====== EXCERPTED DATA

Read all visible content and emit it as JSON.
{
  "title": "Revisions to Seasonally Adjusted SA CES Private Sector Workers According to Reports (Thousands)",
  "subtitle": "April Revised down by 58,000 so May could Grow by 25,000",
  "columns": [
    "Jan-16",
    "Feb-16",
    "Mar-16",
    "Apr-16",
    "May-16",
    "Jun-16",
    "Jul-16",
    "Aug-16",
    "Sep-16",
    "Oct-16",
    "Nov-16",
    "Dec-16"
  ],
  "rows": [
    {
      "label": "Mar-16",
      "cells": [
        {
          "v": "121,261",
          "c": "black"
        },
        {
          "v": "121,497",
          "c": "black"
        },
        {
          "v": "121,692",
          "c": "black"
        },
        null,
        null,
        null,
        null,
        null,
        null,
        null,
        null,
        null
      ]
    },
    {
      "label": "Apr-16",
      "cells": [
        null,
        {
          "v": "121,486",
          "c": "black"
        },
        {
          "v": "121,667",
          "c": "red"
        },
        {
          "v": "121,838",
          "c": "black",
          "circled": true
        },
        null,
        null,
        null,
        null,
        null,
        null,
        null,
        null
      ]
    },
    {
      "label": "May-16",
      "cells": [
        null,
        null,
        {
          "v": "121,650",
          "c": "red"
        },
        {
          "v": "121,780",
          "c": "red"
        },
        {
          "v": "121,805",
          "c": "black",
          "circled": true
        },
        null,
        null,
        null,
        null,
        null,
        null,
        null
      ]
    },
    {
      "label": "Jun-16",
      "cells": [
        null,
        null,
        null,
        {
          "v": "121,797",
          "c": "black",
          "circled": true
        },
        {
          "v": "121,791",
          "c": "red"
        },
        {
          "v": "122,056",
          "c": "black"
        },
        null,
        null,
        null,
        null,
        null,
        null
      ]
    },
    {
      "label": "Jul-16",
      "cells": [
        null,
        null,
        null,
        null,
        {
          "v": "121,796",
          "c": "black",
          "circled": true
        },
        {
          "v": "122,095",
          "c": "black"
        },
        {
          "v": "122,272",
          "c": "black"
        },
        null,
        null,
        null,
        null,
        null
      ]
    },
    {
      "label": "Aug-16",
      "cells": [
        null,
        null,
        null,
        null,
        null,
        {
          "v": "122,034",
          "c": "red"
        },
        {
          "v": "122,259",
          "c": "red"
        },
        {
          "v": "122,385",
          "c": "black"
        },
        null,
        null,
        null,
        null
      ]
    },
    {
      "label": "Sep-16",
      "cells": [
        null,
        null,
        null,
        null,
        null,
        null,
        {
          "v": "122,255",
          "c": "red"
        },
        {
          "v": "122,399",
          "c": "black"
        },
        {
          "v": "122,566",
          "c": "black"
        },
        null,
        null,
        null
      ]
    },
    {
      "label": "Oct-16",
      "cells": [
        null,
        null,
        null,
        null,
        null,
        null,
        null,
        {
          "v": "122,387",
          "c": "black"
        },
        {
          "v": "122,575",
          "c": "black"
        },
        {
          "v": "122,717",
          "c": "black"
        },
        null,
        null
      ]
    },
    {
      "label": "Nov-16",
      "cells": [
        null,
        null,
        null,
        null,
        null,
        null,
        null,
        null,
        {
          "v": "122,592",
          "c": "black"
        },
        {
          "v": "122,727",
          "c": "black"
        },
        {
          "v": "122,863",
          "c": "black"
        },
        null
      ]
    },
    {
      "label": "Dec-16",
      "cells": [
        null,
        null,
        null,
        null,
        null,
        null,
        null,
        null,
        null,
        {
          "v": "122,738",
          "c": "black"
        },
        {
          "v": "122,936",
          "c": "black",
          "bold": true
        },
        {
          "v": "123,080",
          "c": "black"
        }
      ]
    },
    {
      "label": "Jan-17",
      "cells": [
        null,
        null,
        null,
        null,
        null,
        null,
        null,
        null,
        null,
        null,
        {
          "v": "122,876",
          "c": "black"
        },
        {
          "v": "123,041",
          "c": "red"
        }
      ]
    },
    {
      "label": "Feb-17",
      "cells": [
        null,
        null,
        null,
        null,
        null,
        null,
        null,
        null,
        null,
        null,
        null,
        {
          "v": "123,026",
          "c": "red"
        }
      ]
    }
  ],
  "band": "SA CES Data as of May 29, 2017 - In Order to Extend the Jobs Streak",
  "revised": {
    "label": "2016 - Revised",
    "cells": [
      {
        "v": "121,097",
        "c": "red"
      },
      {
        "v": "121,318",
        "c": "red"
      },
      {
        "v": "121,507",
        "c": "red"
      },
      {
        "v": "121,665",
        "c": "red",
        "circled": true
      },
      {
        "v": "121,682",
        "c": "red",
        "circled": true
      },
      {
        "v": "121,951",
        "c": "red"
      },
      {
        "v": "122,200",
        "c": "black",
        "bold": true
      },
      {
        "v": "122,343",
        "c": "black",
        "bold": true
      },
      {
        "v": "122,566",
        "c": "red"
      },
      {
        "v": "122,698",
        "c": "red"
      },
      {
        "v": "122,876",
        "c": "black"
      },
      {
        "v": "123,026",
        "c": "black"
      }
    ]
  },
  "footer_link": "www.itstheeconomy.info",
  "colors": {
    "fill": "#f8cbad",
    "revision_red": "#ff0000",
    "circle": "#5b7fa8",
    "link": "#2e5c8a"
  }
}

============

EXERCISE BRIEF: Please give back all of the records exactly as written.

RESULT OF THIS TASK:
Read all visible content and emit it as JSON.
{
  "title": "Revisions to Seasonally Adjusted SA CES Private Sector Workers According to Reports (Thousands)",
  "subtitle": "April Revised down by 58,000 so May could Grow by 25,000",
  "columns": [
    "Jan-16",
    "Feb-16",
    "Mar-16",
    "Apr-16",
    "May-16",
    "Jun-16",
    "Jul-16",
    "Aug-16",
    "Sep-16",
    "Oct-16",
    "Nov-16",
    "Dec-16"
  ],
  "rows": [
    {
      "label": "Mar-16",
      "cells": [
        {
          "v": "121,261",
          "c": "black"
        },
        {
          "v": "121,497",
          "c": "black"
        },
        {
          "v": "121,692",
          "c": "black"
        },
        null,
        null,
        null,
        null,
        null,
        null,
        null,
        null,
        null
      ]
    },
    {
      "label": "Apr-16",
      "cells": [
        null,
        {
          "v": "121,486",
          "c": "black"
        },
        {
          "v": "121,667",
          "c": "red"
        },
        {
          "v": "121,838",
          "c": "black",
          "circled": true
        },
        null,
        null,
        null,
        null,
        null,
        null,
        null,
        null
      ]
    },
    {
      "label": "May-16",
      "cells": [
        null,
        null,
        {
          "v": "121,650",
          "c": "red"
        },
        {
          "v": "121,780",
          "c": "red"
        },
        {
          "v": "121,805",
          "c": "black",
          "circled": true
        },
        null,
        null,
        null,
        null,
        null,
        null,
        null
      ]
    },
    {
      "label": "Jun-16",
      "cells": [
        null,
        null,
        null,
        {
          "v": "121,797",
          "c": "black",
          "circled": true
        },
        {
          "v": "121,791",
          "c": "red"
        },
        {
          "v": "122,056",
          "c": "black"
        },
        null,
        null,
        null,
        null,
        null,
        null
      ]
    },
    {
      "label": "Jul-16",
      "cells": [
        null,
        null,
        null,
        null,
        {
          "v": "121,796",
          "c": "black",
          "circled": true
        },
        {
          "v": "122,095",
          "c": "black"
        },
        {
          "v": "122,272",
          "c": "black"
        },
        null,
        null,
        null,
        null,
        null
      ]
    },
    {
      "label": "Aug-16",
      "cells": [
        null,
        null,
        null,
        null,
        null,
        {
          "v": "122,034",
          "c": "red"
        },
        {
          "v": "122,259",
          "c": "red"
        },
        {
          "v": "122,385",
          "c": "black"
        },
        null,
        null,
        null,
        null
      ]
    },
    {
      "label": "Sep-16",
      "cells": [
        null,
        null,
        null,
        null,
        null,
        null,
        {
          "v": "122,255",
          "c": "red"
        },
        {
          "v": "122,399",
          "c": "black"
        },
        {
          "v": "122,566",
          "c": "black"
        },
        null,
        null,
        null
      ]
    },
    {
      "label": "Oct-16",
      "cells": [
        null,
        null,
        null,
        null,
        null,
        null,
        null,
        {
          "v": "122,387",
          "c": "black"
        },
        {
          "v": "122,575",
          "c": "black"
        },
        {
          "v": "122,717",
          "c": "black"
        },
        null,
        null
      ]
    },
    {
      "label": "Nov-16",
      "cells": [
        null,
        null,
        null,
        null,
        null,
        null,
        null,
        null,
        {
          "v": "122,592",
          "c": "black"
        },
        {
          "v": "122,727",
          "c": "black"
        },
        {
          "v": "122,863",
          "c": "black"
        },
        null
      ]
    },
    {
      "label": "Dec-16",
      "cells": [
        null,
        null,
        null,
        null,
        null,
        null,
        null,
        null,
        null,
        {
          "v": "122,738",
          "c": "black"
        },
        {
          "v": "122,936",
          "c": "black",
          "bold": true
        },
        {
          "v": "123,080",
          "c": "black"
        }
      ]
    },
    {
      "label": "Jan-17",
      "cells": [
        null,
        null,
        null,
        null,
        null,
        null,
        null,
        null,
        null,
        null,
        {
          "v": "122,876",
          "c": "black"
        },
        {
          "v": "123,041",
          "c": "red"
        }
      ]
    },
    {
      "label": "Feb-17",
      "cells": [
        null,
        null,
        null,
        null,
        null,
        null,
        null,
        null,
        null,
        null,
        null,
        {
          "v": "123,026",
          "c": "red"
        }
      ]
    }
  ],
  "band": "SA CES Data as of May 29, 2017 - In Order to Extend the Jobs Streak",
  "revised": {
    "label": "2016 - Revised",
    "cells": [
      {
        "v": "121,097",
        "c": "red"
      },
      {
        "v": "121,318",
        "c": "red"
      },
      {
        "v": "121,507",
        "c": "red"
      },
      {
        "v": "121,665",
        "c": "red",
        "circled": true
      },
      {
        "v": "121,682",
        "c": "red",
        "circled": true
      },
      {
        "v": "121,951",
        "c": "red"
      },
      {
        "v": "122,200",
        "c": "black",
        "bold": true
      },
      {
        "v": "122,343",
        "c": "black",
        "bold": true
      },
      {
        "v": "122,566",
        "c": "red"
      },
      {
        "v": "122,698",
        "c": "red"
      },
      {
        "v": "122,876",
        "c": "black"
      },
      {
        "v": "123,026",
        "c": "black"
      }
    ]
  },
  "footer_link": "www.itstheeconomy.info",
  "colors": {
    "fill": "#f8cbad",
    "revision_red": "#ff0000",
    "circle": "#5b7fa8",
    "link": "#2e5c8a"
  }
}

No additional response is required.